- _EXERCISE DETAILS_
Among these lines, how many include "text"? Answer only with the number.

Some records
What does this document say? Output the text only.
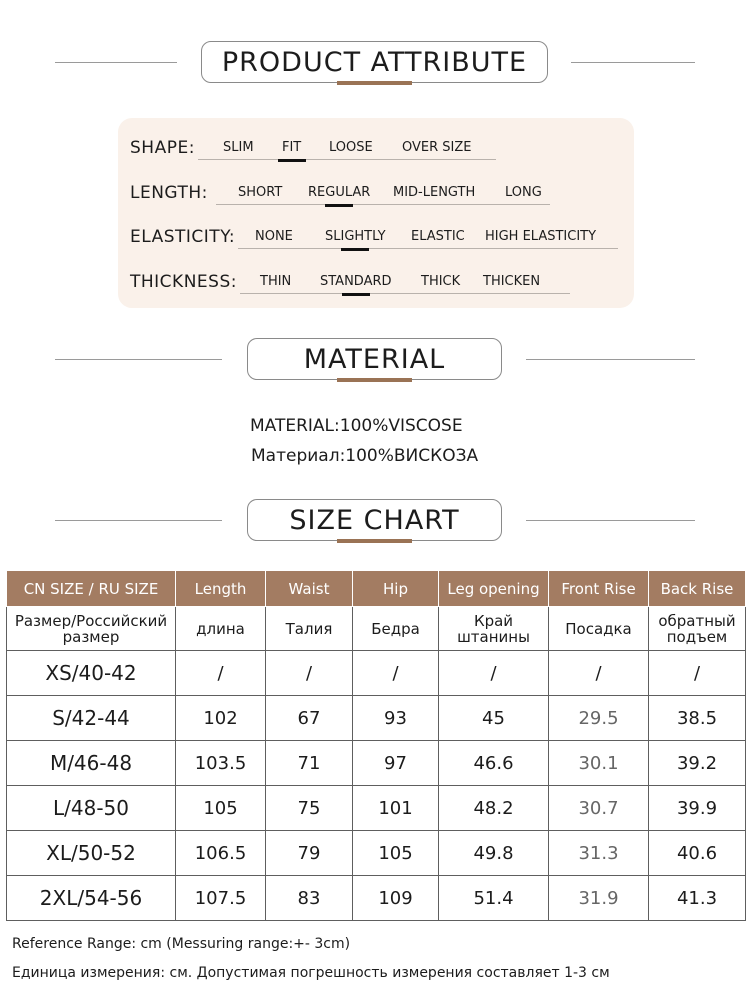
PRODUCT ATTRIBUTE
SHAPE: SLIM FIT LOOSE OVER SIZE
LENGTH: SHORT REGULAR MID-LENGTH LONG
ELASTICITY: NONE SLIGHTLY ELASTIC HIGH ELASTICITY
THICKNESS: THIN STANDARD THICK THICKEN
MATERIAL
MATERIAL:100%VISCOSE
Материал:100%ВИСКОЗА
SIZE CHART
CN SIZE / RU SIZE	Length	Waist	Hip	Leg opening	Front Rise	Back Rise
Размер/Российский размер	длина	Талия	Бедра	Край штанины	Посадка	обратный подъем
XS/40-42	/	/	/	/	/	/
S/42-44	102	67	93	45	29.5	38.5
M/46-48	103.5	71	97	46.6	30.1	39.2
L/48-50	105	75	101	48.2	30.7	39.9
XL/50-52	106.5	79	105	49.8	31.3	40.6
2XL/54-56	107.5	83	109	51.4	31.9	41.3
Reference Range: cm (Messuring range:+- 3cm)
Единица измерения: см. Допустимая погрешность измерения составляет 1-3 см
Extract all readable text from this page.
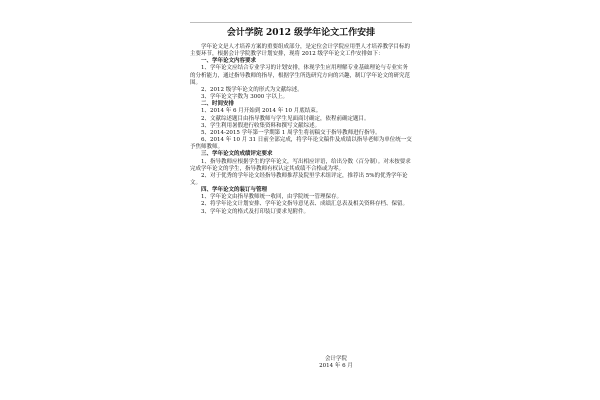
会计学院 2012 级学年论文工作安排

学年论文是人才培养方案的重要组成部分，是定位会计学院应用型人才培养教学目标的主要环节，根据会计学院教学计划安排，现将 2012 级学年论文工作安排如下：

一、学年论文内容要求

1、学年论文应结合专业学习的计划安排，体现学生应用理解专业基础理论与专业实务的分析能力，通过指导教师的指导，根据学生所选研究方向的兴趣，制订学年论文的研究范围。

2、2012 级学年论文的形式为文献综述。

3、学年论文字数为 3000 字以上。

二、时间安排

1、2014 年 6 月开始到 2014 年 10 月底结束。

2、文献综述题目由指导教师与学生见面商讨确定，依程前确定题目。

3、学生利用暑假进行收集资料和撰写文献综述。

5、2014-2015 学年第一学期第 1 周学生将初稿交于指导教师进行指导。

6、2014 年 10 月 31 日前全部完成，将学年论文稿件及成绩以指导老师为单位统一交予焦师教师。

三、学年论文的成绩评定要求

1、指导教师应根据学生的学年论文，写出相应评语，给出分数（百分制）。对未按要求完成学年论文的学生，指导教师有权认定其成绩不合格或为零。

2、对于优秀的学年论文经指导教师推荐及院里学术组评定，推荐出 5%的优秀学年论文。

四、学年论文的装订与管理

1、学年论文由指导教师统一收回，由学院统一管理保存。

2、将学年论文计划安排、学年论文指导意见表、成绩汇总表及相关资料存档、保留。

3、学年论文的格式及打印装订要求见附件。

会计学院
2014 年 6 月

- _RESPONSE TO THE EXERCISE_
2